> [GIVEN ENTRIES]
..............................
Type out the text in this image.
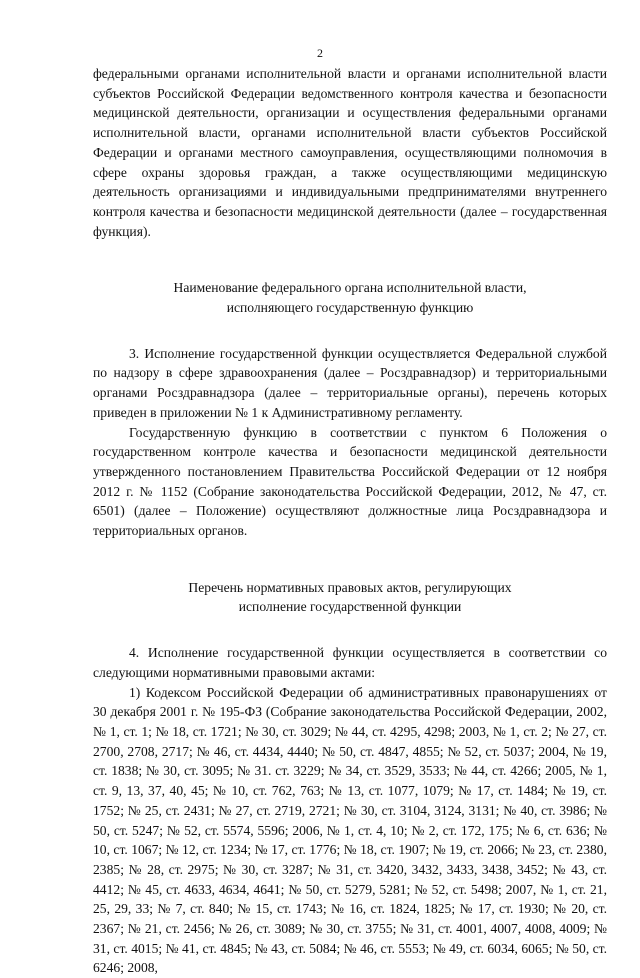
2

федеральными органами исполнительной власти и органами исполнительной власти субъектов Российской Федерации ведомственного контроля качества и безопасности медицинской деятельности, организации и осуществления федеральными органами исполнительной власти, органами исполнительной власти субъектов Российской Федерации и органами местного самоуправления, осуществляющими полномочия в сфере охраны здоровья граждан, а также осуществляющими медицинскую деятельность организациями и индивидуальными предпринимателями внутреннего контроля качества и безопасности медицинской деятельности (далее – государственная функция).

Наименование федерального органа исполнительной власти,

исполняющего государственную функцию

3. Исполнение государственной функции осуществляется Федеральной службой по надзору в сфере здравоохранения (далее – Росздравнадзор) и территориальными органами Росздравнадзора (далее – территориальные органы), перечень которых приведен в приложении № 1 к Административному регламенту.

Государственную функцию в соответствии с пунктом 6 Положения о государственном контроле качества и безопасности медицинской деятельности утвержденного постановлением Правительства Российской Федерации от 12 ноября 2012 г. № 1152 (Собрание законодательства Российской Федерации, 2012, № 47, ст. 6501) (далее – Положение) осуществляют должностные лица Росздравнадзора и территориальных органов.

Перечень нормативных правовых актов, регулирующих

исполнение государственной функции

4. Исполнение государственной функции осуществляется в соответствии со следующими нормативными правовыми актами:

1) Кодексом Российской Федерации об административных правонарушениях от 30 декабря 2001 г. № 195-ФЗ (Собрание законодательства Российской Федерации, 2002, № 1, ст. 1; № 18, ст. 1721; № 30, ст. 3029; № 44, ст. 4295, 4298; 2003, № 1, ст. 2; № 27, ст. 2700, 2708, 2717; № 46, ст. 4434, 4440; № 50, ст. 4847, 4855; № 52, ст. 5037; 2004, № 19, ст. 1838; № 30, ст. 3095; № 31. ст. 3229; № 34, ст. 3529, 3533; № 44, ст. 4266; 2005, № 1, ст. 9, 13, 37, 40, 45; № 10, ст. 762, 763; № 13, ст. 1077, 1079; № 17, ст. 1484; № 19, ст. 1752; № 25, ст. 2431; № 27, ст. 2719, 2721; № 30, ст. 3104, 3124, 3131; № 40, ст. 3986; № 50, ст. 5247; № 52, ст. 5574, 5596; 2006, № 1, ст. 4, 10; № 2, ст. 172, 175; № 6, ст. 636; № 10, ст. 1067; № 12, ст. 1234; № 17, ст. 1776; № 18, ст. 1907; № 19, ст. 2066; № 23, ст. 2380, 2385; № 28, ст. 2975; № 30, ст. 3287; № 31, ст. 3420, 3432, 3433, 3438, 3452; № 43, ст. 4412; № 45, ст. 4633, 4634, 4641; № 50, ст. 5279, 5281; № 52, ст. 5498; 2007, № 1, ст. 21, 25, 29, 33; № 7, ст. 840; № 15, ст. 1743; № 16, ст. 1824, 1825; № 17, ст. 1930; № 20, ст. 2367; № 21, ст. 2456; № 26, ст. 3089; № 30, ст. 3755; № 31, ст. 4001, 4007, 4008, 4009; № 31, ст. 4015; № 41, ст. 4845; № 43, ст. 5084; № 46, ст. 5553; № 49, ст. 6034, 6065; № 50, ст. 6246; 2008,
..............................
> [SHORT EXERCISE]
Gather up the lines that contain the word "исполнительной".

> [EXERCISE RESPONSE]
федеральными органами исполнительной власти и органами исполнительной власти субъектов Российской Федерации ведомственного контроля качества и безопасности медицинской деятельности, организации и осуществления федеральными органами исполнительной власти, органами исполнительной власти субъектов Российской Федерации и органами местного самоуправления, осуществляющими полномочия в сфере охраны здоровья граждан, а также осуществляющими медицинскую деятельность организациями и индивидуальными предпринимателями внутреннего контроля качества и безопасности медицинской деятельности (далее – государственная функция).
Наименование федерального органа исполнительной власти,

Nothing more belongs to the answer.